▶ **Problem description**
Tally the lines of the listing that contain the word "Monthly", then give the total and nothing else.

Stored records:
---

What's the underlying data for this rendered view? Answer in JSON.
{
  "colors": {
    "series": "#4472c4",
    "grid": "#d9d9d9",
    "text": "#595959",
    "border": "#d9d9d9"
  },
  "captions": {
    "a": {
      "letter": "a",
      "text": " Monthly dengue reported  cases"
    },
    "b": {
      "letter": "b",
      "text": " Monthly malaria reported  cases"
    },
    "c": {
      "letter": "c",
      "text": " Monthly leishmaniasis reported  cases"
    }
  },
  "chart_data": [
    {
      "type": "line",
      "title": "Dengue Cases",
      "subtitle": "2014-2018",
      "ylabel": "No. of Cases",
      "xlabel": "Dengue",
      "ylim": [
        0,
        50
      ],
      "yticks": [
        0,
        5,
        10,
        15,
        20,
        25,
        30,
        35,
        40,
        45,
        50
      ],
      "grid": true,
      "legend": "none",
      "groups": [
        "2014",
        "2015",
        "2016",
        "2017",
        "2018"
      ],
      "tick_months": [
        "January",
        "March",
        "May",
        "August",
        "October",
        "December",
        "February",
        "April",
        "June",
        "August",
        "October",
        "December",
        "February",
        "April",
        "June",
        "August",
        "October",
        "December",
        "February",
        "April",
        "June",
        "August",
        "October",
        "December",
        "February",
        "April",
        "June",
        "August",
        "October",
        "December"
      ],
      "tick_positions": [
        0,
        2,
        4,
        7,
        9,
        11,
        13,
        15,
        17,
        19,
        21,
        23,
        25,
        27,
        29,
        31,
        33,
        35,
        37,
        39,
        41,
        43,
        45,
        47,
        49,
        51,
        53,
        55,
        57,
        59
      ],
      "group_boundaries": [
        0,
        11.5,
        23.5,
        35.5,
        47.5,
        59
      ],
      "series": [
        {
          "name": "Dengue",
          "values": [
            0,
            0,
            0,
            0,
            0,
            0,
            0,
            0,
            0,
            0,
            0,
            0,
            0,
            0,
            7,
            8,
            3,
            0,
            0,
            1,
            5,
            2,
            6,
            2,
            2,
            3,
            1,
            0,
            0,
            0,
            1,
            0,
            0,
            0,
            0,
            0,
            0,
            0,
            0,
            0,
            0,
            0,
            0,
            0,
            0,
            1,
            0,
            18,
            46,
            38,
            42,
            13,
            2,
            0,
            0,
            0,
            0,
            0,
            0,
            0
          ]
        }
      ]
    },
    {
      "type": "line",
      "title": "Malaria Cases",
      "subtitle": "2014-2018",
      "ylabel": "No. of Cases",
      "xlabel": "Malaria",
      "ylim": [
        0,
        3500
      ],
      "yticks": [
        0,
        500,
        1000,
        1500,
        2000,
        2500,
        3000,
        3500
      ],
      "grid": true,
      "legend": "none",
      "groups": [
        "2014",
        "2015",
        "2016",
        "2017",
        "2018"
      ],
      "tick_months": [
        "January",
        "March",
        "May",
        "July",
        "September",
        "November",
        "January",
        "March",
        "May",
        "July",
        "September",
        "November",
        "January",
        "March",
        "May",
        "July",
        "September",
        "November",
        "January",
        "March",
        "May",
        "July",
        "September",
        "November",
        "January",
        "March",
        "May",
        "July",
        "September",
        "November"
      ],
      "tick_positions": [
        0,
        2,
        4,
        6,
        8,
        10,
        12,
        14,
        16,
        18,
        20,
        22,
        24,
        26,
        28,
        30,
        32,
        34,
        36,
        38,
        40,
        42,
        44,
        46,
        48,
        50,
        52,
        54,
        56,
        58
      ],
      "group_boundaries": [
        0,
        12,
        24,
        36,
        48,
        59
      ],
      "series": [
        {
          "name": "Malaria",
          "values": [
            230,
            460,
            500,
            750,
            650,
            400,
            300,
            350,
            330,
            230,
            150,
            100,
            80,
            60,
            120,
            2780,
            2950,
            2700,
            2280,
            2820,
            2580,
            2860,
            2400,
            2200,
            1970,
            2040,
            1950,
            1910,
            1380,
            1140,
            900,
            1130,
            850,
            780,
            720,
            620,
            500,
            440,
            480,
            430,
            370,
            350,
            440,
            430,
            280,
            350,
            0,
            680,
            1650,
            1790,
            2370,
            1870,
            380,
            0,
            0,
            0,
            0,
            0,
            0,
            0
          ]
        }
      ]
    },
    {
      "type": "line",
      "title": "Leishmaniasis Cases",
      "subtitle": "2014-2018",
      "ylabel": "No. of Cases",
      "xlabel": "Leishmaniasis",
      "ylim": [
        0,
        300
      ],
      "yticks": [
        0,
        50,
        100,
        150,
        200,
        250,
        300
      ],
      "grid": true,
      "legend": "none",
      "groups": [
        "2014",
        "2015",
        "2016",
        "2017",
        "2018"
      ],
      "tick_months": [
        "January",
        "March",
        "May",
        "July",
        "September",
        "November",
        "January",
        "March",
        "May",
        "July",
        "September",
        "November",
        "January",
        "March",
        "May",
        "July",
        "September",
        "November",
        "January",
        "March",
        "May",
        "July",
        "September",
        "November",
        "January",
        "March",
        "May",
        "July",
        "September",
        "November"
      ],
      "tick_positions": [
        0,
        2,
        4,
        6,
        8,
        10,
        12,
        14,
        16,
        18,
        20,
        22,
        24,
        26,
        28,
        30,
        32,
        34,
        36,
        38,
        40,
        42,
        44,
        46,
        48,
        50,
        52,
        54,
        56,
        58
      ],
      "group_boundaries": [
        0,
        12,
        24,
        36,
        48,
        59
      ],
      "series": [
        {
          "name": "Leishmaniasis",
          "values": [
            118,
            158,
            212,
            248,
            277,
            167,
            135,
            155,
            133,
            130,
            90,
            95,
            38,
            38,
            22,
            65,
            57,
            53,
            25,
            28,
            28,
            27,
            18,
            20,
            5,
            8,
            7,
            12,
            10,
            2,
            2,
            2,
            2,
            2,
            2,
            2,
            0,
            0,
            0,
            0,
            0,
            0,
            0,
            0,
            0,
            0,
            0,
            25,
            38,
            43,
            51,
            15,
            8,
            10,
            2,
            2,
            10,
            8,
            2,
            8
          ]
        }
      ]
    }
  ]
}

---

▶ **The response**
3